## Written request
Filter the entries, keeping every line with the word "bezeichnet".

## Dataset rows

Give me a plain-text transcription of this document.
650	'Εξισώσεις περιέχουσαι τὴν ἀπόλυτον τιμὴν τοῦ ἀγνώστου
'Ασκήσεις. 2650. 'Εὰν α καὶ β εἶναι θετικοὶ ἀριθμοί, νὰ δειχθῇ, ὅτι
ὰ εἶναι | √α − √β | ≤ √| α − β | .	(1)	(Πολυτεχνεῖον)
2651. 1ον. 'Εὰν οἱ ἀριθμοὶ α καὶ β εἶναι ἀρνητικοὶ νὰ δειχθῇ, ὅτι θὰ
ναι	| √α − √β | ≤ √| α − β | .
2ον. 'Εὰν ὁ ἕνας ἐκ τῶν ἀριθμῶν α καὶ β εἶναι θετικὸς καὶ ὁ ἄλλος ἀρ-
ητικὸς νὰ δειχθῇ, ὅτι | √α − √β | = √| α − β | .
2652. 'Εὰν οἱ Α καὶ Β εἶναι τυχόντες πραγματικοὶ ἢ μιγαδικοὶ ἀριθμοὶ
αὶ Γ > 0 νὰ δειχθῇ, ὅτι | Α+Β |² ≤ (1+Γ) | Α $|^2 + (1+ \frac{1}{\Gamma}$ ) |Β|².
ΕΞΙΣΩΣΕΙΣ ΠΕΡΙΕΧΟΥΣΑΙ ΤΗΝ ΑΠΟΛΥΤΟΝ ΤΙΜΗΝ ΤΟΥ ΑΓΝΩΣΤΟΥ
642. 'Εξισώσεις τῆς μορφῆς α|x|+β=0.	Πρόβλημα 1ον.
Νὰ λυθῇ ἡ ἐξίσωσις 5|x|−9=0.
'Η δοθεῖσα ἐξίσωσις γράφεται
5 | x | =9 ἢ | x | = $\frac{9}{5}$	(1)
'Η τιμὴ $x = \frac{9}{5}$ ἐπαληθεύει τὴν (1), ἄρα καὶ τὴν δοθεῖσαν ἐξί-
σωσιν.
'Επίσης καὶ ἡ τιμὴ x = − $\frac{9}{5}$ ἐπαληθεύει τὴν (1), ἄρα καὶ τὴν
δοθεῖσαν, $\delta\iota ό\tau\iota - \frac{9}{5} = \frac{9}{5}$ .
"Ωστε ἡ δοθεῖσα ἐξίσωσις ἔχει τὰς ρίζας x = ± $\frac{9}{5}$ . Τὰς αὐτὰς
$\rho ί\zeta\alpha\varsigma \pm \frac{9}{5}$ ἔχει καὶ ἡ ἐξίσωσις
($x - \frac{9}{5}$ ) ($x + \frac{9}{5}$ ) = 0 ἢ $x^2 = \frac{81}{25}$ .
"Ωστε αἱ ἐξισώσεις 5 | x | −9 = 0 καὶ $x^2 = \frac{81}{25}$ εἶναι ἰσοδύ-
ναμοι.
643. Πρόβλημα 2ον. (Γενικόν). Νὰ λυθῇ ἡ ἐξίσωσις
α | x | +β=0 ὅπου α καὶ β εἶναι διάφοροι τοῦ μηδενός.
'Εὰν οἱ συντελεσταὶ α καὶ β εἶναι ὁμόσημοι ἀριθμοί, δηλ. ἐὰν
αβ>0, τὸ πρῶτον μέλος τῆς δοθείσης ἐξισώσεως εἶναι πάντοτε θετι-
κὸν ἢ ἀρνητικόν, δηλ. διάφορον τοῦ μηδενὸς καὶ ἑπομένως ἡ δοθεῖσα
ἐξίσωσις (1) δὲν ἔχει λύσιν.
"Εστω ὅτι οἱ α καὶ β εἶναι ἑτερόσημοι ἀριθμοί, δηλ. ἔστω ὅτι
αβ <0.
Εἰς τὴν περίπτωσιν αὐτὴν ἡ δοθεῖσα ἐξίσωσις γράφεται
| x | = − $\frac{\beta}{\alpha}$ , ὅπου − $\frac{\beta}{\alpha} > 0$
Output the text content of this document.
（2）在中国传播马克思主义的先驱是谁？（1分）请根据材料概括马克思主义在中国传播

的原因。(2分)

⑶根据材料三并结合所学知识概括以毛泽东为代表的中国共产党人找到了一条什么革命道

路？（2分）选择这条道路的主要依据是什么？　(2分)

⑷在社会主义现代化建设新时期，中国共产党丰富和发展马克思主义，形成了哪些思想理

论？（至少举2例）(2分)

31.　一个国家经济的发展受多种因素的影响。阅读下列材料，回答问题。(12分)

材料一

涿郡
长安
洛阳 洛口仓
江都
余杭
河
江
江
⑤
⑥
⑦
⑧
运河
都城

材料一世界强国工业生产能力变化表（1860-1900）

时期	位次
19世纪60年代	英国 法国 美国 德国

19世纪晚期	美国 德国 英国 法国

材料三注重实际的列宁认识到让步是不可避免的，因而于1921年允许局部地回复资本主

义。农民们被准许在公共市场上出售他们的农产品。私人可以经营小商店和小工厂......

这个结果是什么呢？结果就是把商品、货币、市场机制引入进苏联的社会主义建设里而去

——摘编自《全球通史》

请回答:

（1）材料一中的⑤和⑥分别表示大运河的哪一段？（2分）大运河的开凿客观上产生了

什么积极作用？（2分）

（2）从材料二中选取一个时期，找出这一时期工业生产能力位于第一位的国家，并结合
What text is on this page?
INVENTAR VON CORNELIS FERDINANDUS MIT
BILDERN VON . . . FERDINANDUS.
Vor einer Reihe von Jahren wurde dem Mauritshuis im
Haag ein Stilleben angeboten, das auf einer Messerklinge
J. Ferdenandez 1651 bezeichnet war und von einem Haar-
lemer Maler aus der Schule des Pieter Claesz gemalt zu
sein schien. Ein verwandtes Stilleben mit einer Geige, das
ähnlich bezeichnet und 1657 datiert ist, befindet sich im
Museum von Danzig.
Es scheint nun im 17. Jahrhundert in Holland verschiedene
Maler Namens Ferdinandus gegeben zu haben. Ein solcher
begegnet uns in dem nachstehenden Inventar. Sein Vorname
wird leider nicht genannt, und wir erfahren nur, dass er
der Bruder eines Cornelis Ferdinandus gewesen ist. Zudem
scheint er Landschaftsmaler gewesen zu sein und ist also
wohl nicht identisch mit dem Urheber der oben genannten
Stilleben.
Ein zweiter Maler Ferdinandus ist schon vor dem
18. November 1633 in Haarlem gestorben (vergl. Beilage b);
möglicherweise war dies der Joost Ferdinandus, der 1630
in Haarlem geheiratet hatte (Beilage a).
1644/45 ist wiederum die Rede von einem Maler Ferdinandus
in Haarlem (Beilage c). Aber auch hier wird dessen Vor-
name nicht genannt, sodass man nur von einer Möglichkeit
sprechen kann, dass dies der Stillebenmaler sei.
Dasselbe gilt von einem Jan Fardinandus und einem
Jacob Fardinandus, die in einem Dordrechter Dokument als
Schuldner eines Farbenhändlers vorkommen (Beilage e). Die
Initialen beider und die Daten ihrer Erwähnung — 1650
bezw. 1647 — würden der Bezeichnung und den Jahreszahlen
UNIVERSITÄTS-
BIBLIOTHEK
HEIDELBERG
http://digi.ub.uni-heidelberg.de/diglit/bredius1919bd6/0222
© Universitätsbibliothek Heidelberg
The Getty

## Task output
J. Ferdenandez 1651 bezeichnet war und von einem Haar-
ähnlich bezeichnet und 1657 datiert ist, befindet sich im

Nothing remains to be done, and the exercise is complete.